EXERCISE DIRECTIONS
Make an exact copy of the lines below.

Stored data:

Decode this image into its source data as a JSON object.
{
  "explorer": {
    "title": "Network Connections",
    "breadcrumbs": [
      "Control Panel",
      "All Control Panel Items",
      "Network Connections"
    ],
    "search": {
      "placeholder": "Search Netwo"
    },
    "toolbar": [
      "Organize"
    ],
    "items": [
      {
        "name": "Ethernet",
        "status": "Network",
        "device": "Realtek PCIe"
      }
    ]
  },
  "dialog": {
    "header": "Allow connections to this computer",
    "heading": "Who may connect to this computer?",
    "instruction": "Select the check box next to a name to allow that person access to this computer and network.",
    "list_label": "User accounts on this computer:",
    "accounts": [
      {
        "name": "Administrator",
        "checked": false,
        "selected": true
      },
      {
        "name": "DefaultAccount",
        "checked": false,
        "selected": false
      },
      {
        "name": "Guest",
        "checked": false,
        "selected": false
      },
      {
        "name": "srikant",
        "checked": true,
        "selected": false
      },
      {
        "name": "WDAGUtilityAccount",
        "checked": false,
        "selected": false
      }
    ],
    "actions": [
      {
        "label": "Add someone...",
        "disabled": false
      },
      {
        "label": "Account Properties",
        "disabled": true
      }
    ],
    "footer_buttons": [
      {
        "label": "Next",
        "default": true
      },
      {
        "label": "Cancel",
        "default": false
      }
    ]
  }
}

COMPLETE OUTPUT
Decode this image into its source data as a JSON object.
{
  "explorer": {
    "title": "Network Connections",
    "breadcrumbs": [
      "Control Panel",
      "All Control Panel Items",
      "Network Connections"
    ],
    "search": {
      "placeholder": "Search Netwo"
    },
    "toolbar": [
      "Organize"
    ],
    "items": [
      {
        "name": "Ethernet",
        "status": "Network",
        "device": "Realtek PCIe"
      }
    ]
  },
  "dialog": {
    "header": "Allow connections to this computer",
    "heading": "Who may connect to this computer?",
    "instruction": "Select the check box next to a name to allow that person access to this computer and network.",
    "list_label": "User accounts on this computer:",
    "accounts": [
      {
        "name": "Administrator",
        "checked": false,
        "selected": true
      },
      {
        "name": "DefaultAccount",
        "checked": false,
        "selected": false
      },
      {
        "name": "Guest",
        "checked": false,
        "selected": false
      },
      {
        "name": "srikant",
        "checked": true,
        "selected": false
      },
      {
        "name": "WDAGUtilityAccount",
        "checked": false,
        "selected": false
      }
    ],
    "actions": [
      {
        "label": "Add someone...",
        "disabled": false
      },
      {
        "label": "Account Properties",
        "disabled": true
      }
    ],
    "footer_buttons": [
      {
        "label": "Next",
        "default": true
      },
      {
        "label": "Cancel",
        "default": false
      }
    ]
  }
}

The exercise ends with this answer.